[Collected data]
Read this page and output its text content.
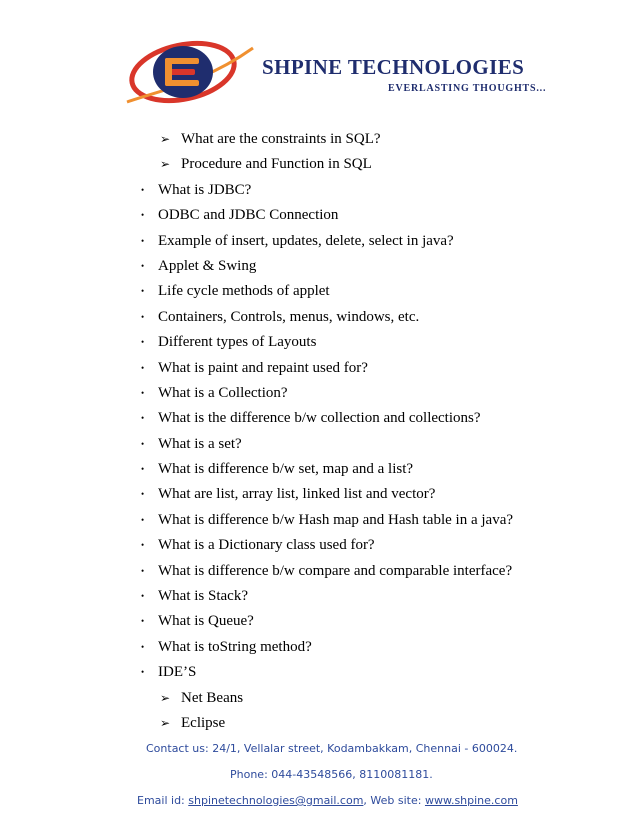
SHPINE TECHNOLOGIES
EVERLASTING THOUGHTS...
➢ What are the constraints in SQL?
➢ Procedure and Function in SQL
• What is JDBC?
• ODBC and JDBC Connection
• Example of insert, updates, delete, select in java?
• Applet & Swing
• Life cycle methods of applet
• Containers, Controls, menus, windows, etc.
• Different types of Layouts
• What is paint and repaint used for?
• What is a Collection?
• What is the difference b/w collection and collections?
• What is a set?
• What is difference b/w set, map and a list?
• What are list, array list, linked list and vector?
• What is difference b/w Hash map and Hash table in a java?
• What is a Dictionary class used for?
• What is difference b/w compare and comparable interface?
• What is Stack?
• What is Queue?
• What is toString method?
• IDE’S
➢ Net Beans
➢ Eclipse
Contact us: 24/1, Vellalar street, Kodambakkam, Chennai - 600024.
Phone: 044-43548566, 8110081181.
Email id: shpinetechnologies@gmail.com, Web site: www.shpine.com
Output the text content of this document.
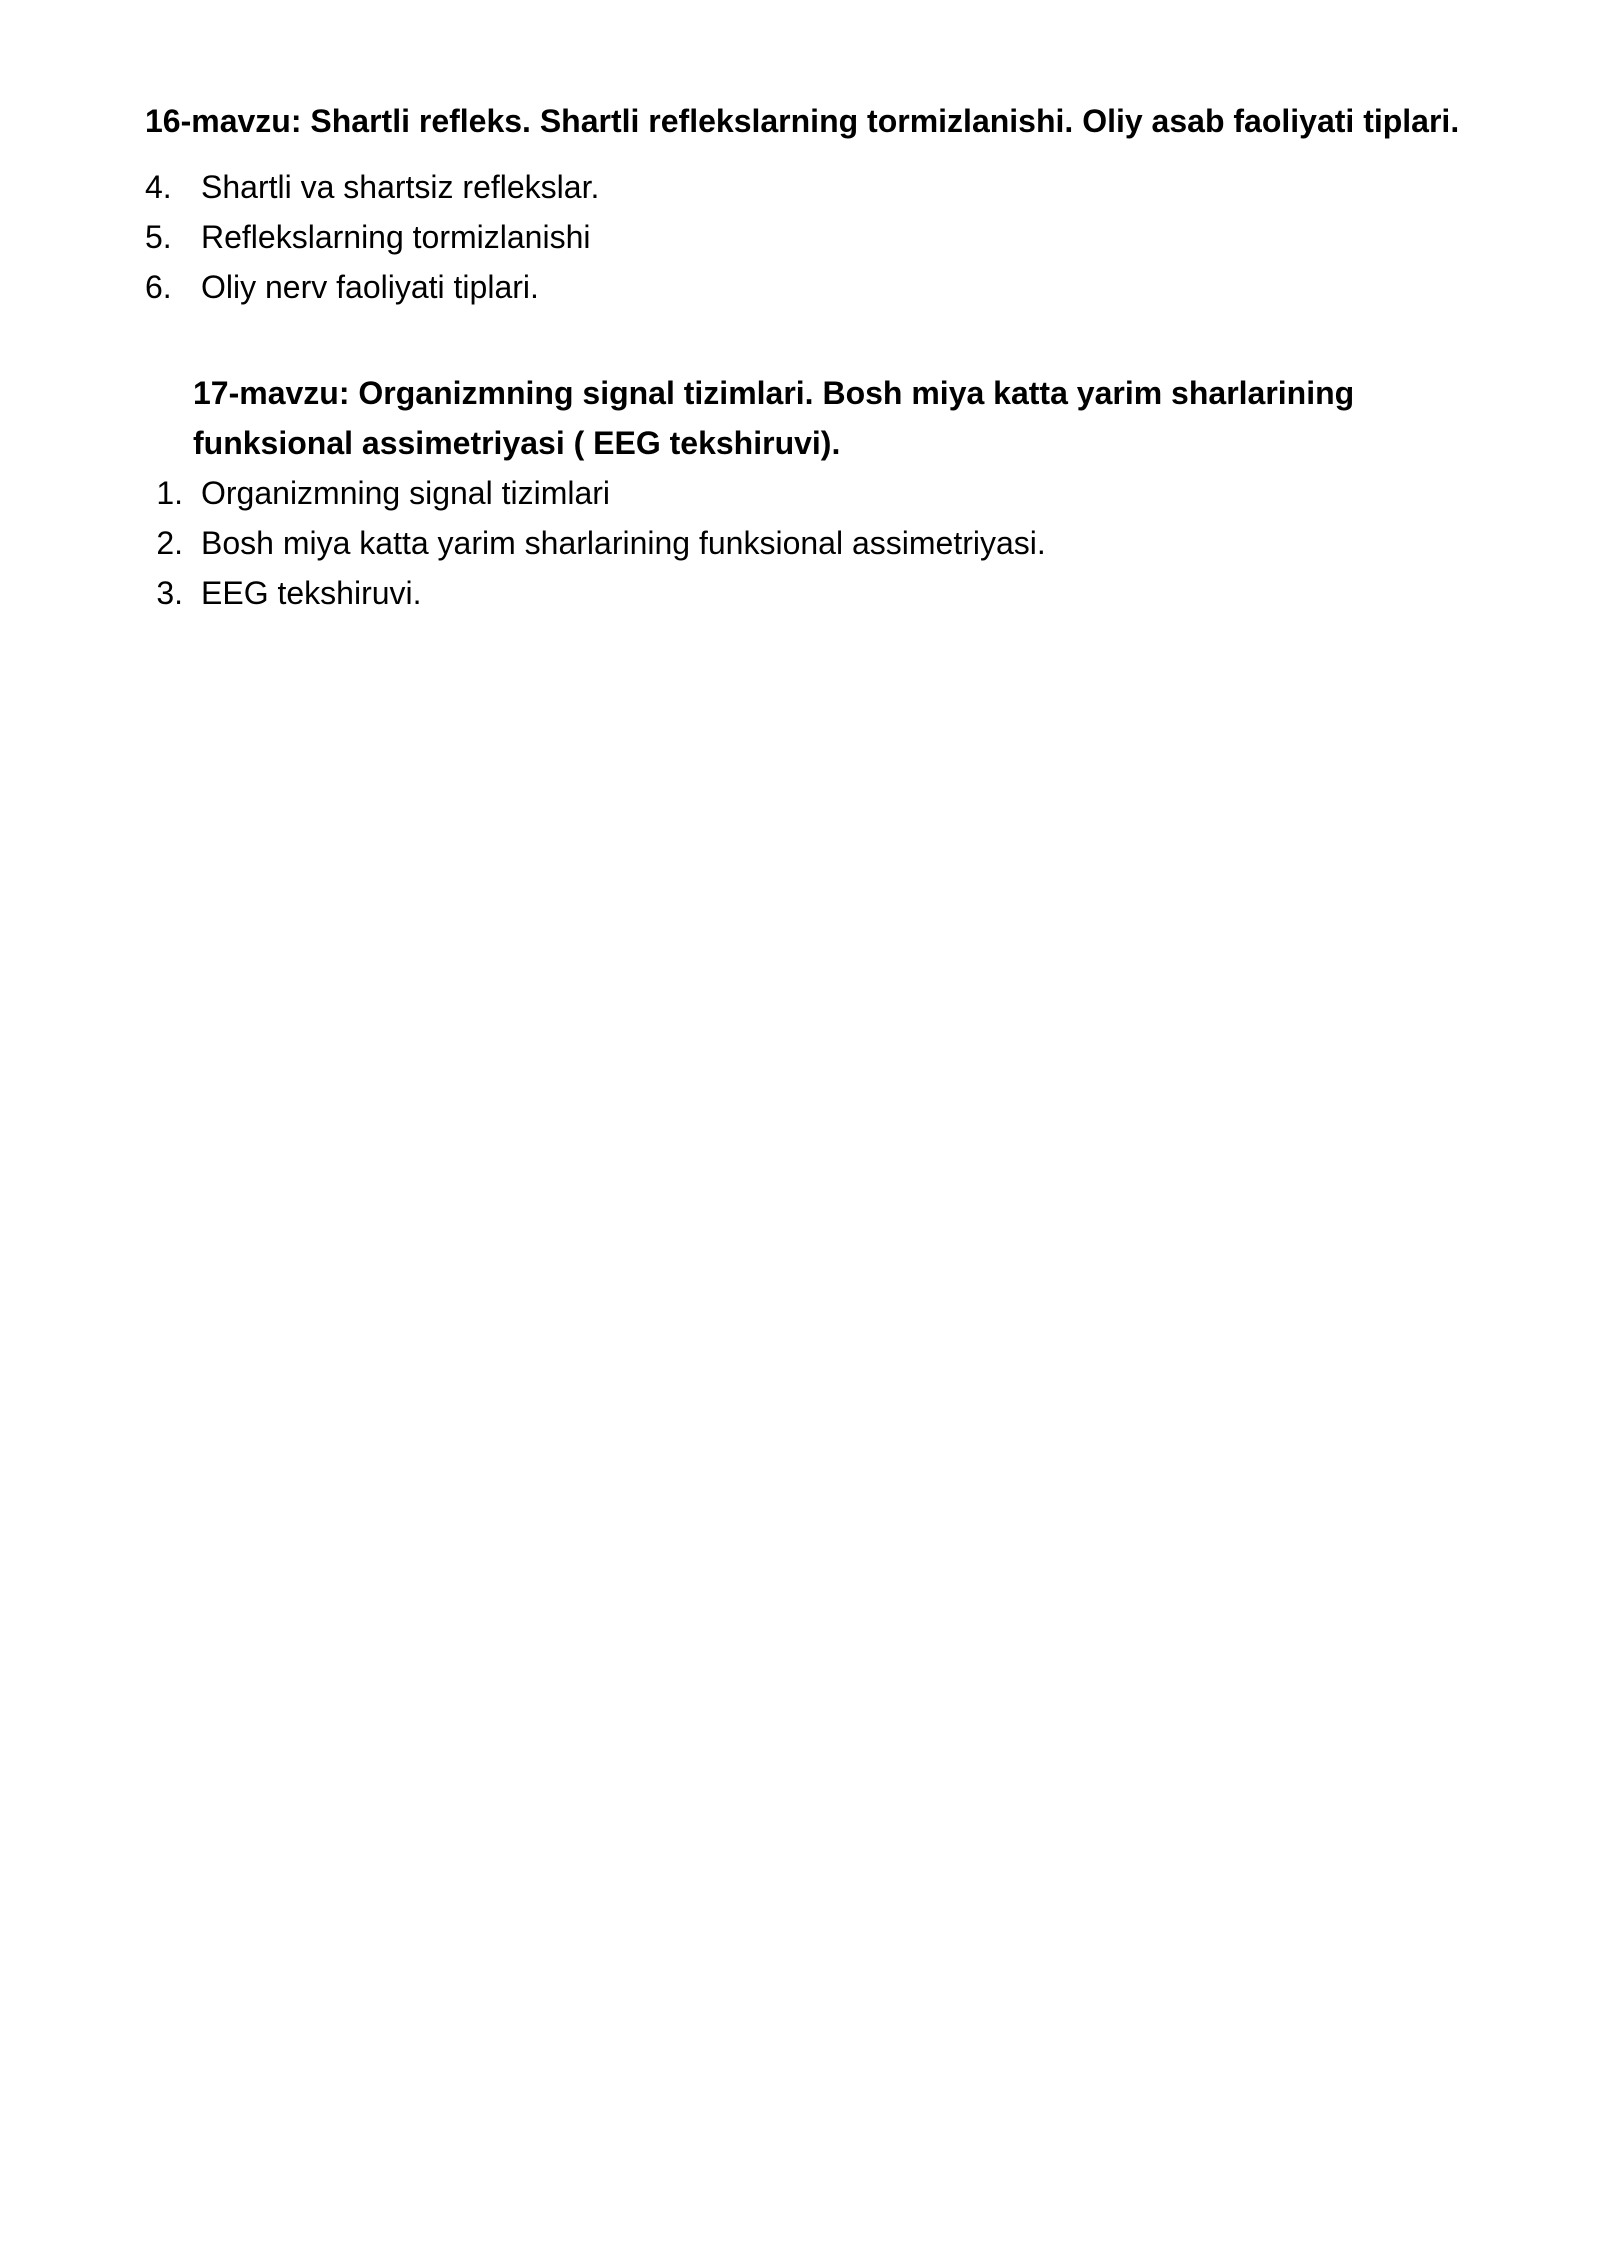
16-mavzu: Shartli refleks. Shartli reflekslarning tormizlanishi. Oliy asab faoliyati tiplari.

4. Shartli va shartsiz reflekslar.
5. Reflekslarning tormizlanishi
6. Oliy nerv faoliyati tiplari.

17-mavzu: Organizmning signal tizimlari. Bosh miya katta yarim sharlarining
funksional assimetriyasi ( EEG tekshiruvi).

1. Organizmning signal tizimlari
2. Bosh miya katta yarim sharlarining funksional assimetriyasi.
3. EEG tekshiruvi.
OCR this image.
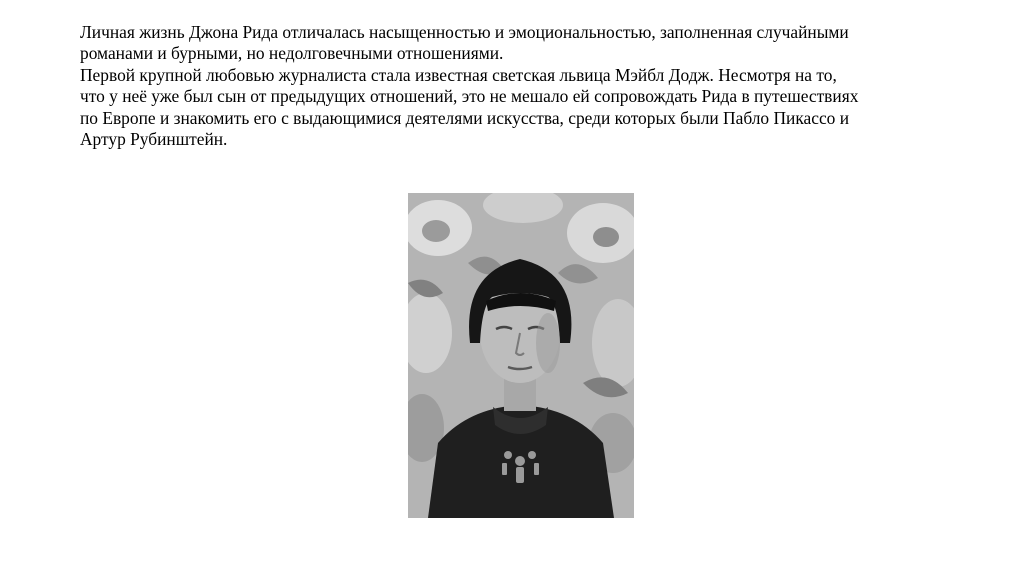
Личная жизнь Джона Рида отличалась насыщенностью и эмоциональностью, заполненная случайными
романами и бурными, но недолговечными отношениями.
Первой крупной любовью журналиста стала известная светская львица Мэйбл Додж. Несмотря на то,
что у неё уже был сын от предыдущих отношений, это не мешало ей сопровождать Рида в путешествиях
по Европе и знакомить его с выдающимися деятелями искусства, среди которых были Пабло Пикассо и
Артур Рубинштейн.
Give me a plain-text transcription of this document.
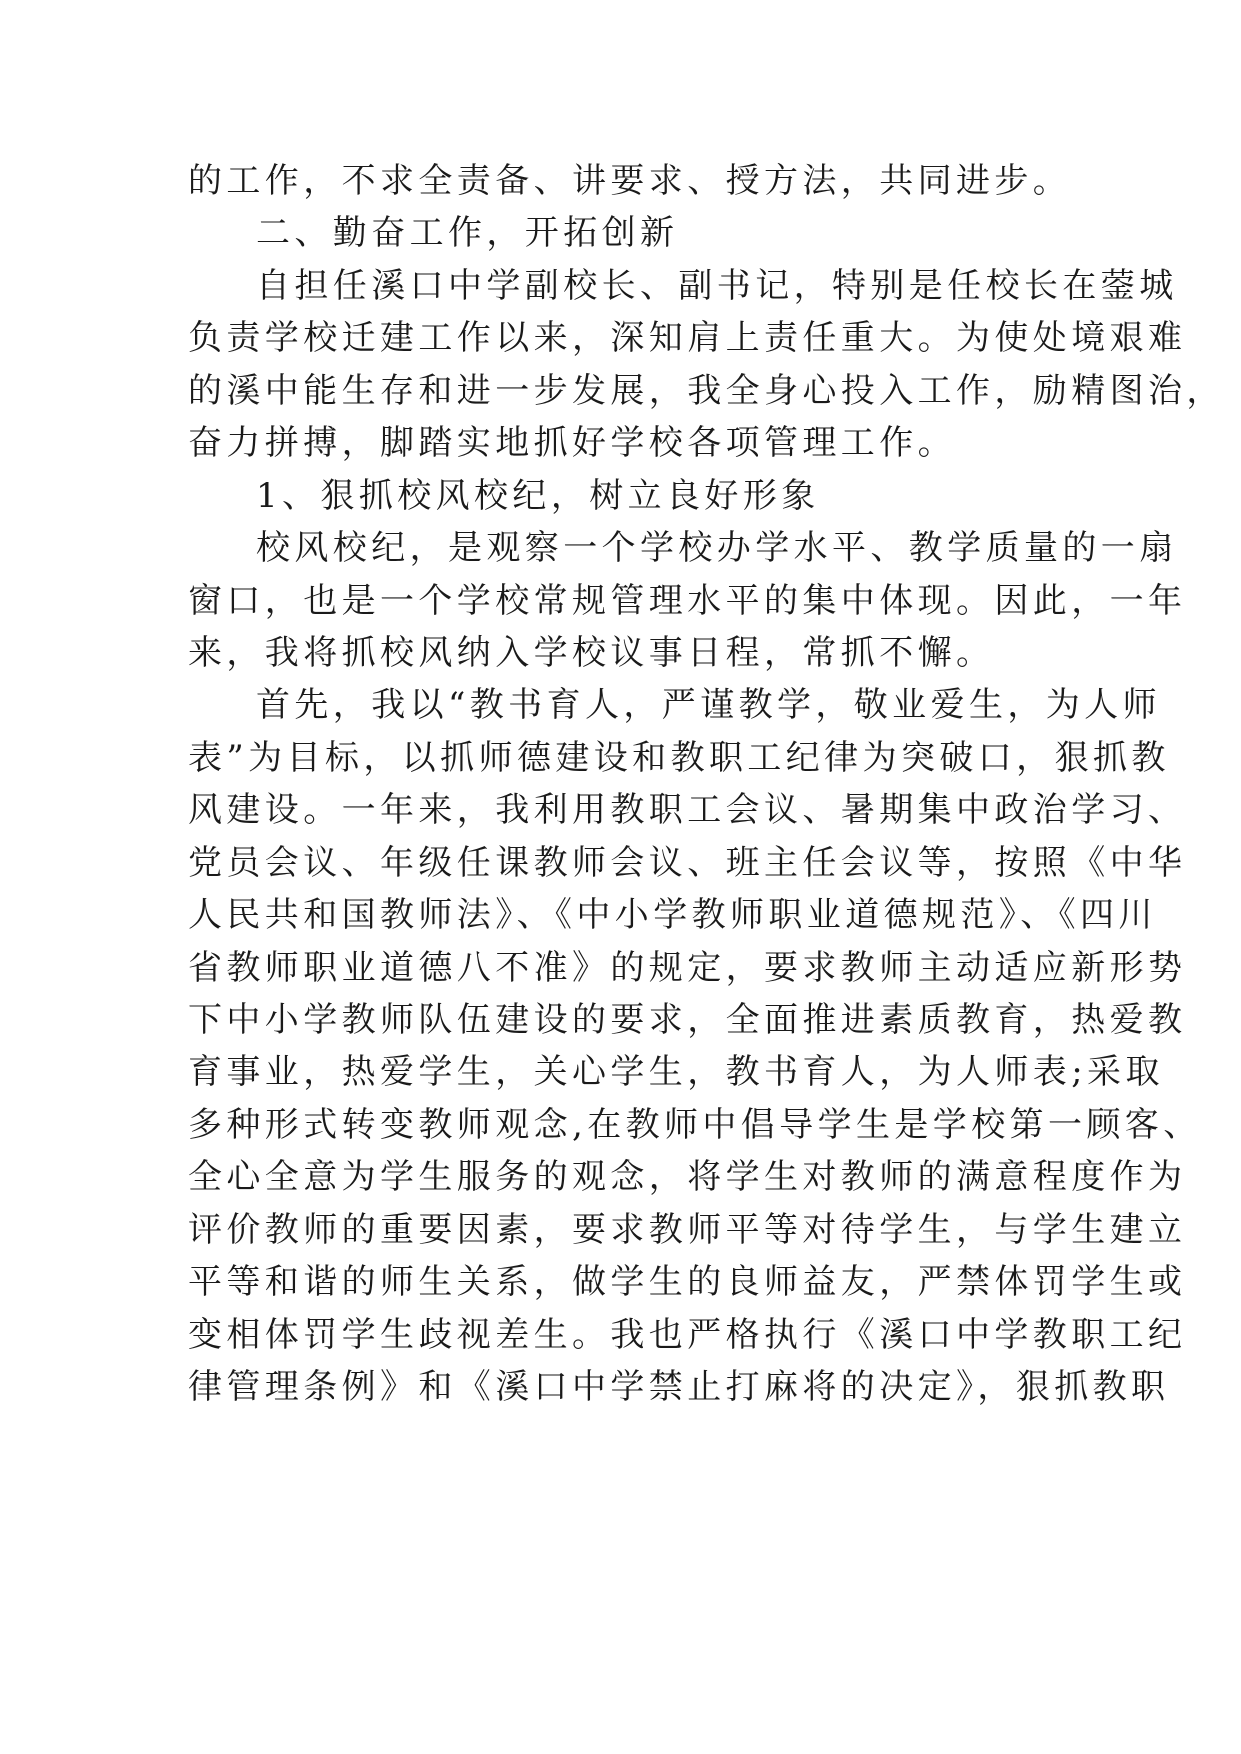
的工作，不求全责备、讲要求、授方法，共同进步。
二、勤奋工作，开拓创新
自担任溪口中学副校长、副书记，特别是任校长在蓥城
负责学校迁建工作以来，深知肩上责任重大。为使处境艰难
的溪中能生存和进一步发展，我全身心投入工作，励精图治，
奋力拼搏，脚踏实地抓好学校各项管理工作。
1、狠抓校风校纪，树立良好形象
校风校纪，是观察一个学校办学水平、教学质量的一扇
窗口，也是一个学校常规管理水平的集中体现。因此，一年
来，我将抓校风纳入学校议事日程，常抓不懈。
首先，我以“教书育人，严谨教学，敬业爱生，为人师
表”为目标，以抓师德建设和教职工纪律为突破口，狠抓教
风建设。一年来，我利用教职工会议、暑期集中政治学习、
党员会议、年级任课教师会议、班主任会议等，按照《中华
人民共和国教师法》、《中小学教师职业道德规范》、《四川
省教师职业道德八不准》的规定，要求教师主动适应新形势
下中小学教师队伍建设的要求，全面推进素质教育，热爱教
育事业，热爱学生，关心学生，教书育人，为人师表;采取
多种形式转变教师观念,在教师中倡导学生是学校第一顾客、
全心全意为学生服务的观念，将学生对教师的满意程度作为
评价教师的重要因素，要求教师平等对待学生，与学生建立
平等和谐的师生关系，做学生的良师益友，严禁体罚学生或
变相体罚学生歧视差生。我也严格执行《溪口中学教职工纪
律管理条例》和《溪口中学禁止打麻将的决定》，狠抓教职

## Task prompt
Write out every line above exactly as it is, leaving out the pictures.

## Solution for this exercise
Read this page and output its text content.
SHPINE TECHNOLOGIES
EVERLASTING THOUGHTS...
➢ What are the constraints in SQL?
➢ Procedure and Function in SQL
• What is JDBC?
• ODBC and JDBC Connection
• Example of insert, updates, delete, select in java?
• Applet & Swing
• Life cycle methods of applet
• Containers, Controls, menus, windows, etc.
• Different types of Layouts
• What is paint and repaint used for?
• What is a Collection?
• What is the difference b/w collection and collections?
• What is a set?
• What is difference b/w set, map and a list?
• What are list, array list, linked list and vector?
• What is difference b/w Hash map and Hash table in a java?
• What is a Dictionary class used for?
• What is difference b/w compare and comparable interface?
• What is Stack?
• What is Queue?
• What is toString method?
• IDE’S
➢ Net Beans
➢ Eclipse
Contact us: 24/1, Vellalar street, Kodambakkam, Chennai - 600024.
Phone: 044-43548566, 8110081181.
Email id: shpinetechnologies@gmail.com, Web site: www.shpine.com
Output the text content of this document.
16-mavzu: Shartli refleks. Shartli reflekslarning tormizlanishi. Oliy asab faoliyati tiplari.

4. Shartli va shartsiz reflekslar.
5. Reflekslarning tormizlanishi
6. Oliy nerv faoliyati tiplari.

17-mavzu: Organizmning signal tizimlari. Bosh miya katta yarim sharlarining
funksional assimetriyasi ( EEG tekshiruvi).

1. Organizmning signal tizimlari
2. Bosh miya katta yarim sharlarining funksional assimetriyasi.
3. EEG tekshiruvi.
OCR this image.
Личная жизнь Джона Рида отличалась насыщенностью и эмоциональностью, заполненная случайными
романами и бурными, но недолговечными отношениями.
Первой крупной любовью журналиста стала известная светская львица Мэйбл Додж. Несмотря на то,
что у неё уже был сын от предыдущих отношений, это не мешало ей сопровождать Рида в путешествиях
по Европе и знакомить его с выдающимися деятелями искусства, среди которых были Пабло Пикассо и
Артур Рубинштейн.
Give me a plain-text transcription of this document.
的工作，不求全责备、讲要求、授方法，共同进步。
二、勤奋工作，开拓创新
自担任溪口中学副校长、副书记，特别是任校长在蓥城
负责学校迁建工作以来，深知肩上责任重大。为使处境艰难
的溪中能生存和进一步发展，我全身心投入工作，励精图治，
奋力拼搏，脚踏实地抓好学校各项管理工作。
1、狠抓校风校纪，树立良好形象
校风校纪，是观察一个学校办学水平、教学质量的一扇
窗口，也是一个学校常规管理水平的集中体现。因此，一年
来，我将抓校风纳入学校议事日程，常抓不懈。
首先，我以“教书育人，严谨教学，敬业爱生，为人师
表”为目标，以抓师德建设和教职工纪律为突破口，狠抓教
风建设。一年来，我利用教职工会议、暑期集中政治学习、
党员会议、年级任课教师会议、班主任会议等，按照《中华
人民共和国教师法》、《中小学教师职业道德规范》、《四川
省教师职业道德八不准》的规定，要求教师主动适应新形势
下中小学教师队伍建设的要求，全面推进素质教育，热爱教
育事业，热爱学生，关心学生，教书育人，为人师表;采取
多种形式转变教师观念,在教师中倡导学生是学校第一顾客、
全心全意为学生服务的观念，将学生对教师的满意程度作为
评价教师的重要因素，要求教师平等对待学生，与学生建立
平等和谐的师生关系，做学生的良师益友，严禁体罚学生或
变相体罚学生歧视差生。我也严格执行《溪口中学教职工纪
律管理条例》和《溪口中学禁止打麻将的决定》，狠抓教职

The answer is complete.